(Records from a collection of figures)

────────────────────────────────────────

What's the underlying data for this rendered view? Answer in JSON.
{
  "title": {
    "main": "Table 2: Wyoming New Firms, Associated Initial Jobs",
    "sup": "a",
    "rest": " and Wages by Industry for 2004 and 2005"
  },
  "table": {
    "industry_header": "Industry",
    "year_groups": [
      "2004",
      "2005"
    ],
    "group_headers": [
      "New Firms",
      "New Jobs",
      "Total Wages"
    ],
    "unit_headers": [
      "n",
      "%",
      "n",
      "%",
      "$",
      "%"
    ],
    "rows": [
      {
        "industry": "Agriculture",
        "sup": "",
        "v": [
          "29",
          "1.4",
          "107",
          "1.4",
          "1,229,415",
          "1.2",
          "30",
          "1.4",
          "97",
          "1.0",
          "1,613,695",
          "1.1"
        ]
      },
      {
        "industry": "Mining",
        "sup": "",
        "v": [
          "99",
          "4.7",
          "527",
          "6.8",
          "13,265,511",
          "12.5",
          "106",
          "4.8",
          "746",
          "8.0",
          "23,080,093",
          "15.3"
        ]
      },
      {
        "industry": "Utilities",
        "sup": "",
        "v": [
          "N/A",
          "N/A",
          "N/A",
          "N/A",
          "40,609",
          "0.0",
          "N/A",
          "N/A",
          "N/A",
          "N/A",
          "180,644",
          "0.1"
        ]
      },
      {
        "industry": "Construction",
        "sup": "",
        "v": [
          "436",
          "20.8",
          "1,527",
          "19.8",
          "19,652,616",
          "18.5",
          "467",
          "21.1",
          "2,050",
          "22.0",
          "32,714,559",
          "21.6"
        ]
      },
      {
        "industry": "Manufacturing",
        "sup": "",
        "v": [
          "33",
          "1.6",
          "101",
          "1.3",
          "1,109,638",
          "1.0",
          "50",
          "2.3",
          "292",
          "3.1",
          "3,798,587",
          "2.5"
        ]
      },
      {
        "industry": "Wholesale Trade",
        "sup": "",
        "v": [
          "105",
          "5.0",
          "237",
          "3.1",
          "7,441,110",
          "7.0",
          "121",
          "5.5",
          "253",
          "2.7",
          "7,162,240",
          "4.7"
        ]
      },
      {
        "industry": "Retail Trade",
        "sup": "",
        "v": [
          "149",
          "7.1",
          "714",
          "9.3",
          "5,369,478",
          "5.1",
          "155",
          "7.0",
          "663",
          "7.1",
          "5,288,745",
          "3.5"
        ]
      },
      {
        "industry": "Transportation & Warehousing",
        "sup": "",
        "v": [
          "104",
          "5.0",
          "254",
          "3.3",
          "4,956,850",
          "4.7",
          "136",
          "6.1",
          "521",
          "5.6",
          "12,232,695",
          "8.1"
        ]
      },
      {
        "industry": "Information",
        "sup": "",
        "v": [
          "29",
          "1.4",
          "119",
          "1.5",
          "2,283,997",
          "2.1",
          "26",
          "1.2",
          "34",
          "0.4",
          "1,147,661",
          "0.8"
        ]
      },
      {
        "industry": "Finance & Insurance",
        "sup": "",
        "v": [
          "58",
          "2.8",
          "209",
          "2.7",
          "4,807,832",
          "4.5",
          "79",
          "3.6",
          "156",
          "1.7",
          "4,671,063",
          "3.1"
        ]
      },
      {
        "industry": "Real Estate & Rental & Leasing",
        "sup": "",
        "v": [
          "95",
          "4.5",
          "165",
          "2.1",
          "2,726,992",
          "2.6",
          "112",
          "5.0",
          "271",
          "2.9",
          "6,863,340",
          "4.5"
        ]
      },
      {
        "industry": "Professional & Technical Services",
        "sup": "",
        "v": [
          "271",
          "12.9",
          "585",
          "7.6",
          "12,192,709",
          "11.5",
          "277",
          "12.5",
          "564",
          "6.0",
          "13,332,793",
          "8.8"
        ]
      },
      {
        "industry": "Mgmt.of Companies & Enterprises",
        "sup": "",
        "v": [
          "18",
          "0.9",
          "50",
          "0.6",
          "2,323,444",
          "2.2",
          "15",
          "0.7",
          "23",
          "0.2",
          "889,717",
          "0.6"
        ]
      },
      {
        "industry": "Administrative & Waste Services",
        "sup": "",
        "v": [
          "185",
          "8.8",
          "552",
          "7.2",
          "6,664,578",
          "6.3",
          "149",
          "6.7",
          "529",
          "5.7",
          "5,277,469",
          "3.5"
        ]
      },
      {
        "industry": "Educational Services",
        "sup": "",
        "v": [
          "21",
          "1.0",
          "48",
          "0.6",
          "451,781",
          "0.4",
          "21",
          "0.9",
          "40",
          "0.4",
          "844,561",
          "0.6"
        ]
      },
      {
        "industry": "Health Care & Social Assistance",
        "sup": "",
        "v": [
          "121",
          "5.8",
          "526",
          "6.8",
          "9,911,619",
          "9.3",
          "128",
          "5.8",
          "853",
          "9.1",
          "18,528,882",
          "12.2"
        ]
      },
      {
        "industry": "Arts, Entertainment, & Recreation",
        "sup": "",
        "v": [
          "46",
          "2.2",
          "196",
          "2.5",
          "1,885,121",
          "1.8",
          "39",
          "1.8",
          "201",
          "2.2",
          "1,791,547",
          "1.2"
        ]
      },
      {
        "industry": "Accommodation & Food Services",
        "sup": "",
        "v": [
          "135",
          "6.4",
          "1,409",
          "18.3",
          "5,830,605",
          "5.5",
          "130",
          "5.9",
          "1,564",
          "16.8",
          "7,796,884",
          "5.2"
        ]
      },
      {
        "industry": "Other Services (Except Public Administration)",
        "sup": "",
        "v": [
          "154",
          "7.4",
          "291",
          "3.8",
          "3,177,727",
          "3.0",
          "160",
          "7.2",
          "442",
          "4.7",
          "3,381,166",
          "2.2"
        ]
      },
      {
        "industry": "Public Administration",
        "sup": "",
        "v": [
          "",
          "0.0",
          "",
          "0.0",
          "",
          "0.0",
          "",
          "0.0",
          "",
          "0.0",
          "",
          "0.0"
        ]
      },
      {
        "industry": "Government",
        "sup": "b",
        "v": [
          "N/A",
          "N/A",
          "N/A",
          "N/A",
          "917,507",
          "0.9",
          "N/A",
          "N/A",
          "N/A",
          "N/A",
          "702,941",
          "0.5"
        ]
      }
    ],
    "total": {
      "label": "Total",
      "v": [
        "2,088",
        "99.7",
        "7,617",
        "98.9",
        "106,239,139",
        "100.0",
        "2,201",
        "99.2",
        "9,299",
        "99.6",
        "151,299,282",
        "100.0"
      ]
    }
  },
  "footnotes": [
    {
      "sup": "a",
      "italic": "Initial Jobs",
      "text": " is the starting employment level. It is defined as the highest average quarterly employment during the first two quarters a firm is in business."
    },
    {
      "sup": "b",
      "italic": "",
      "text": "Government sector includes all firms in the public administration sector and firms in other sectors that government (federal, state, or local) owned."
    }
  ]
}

────────────────────────────────────────

■ GOAL: Find out how many lines in the listing contain the string "Trade". Give the number alone.

■ COMPLETED TASK: 2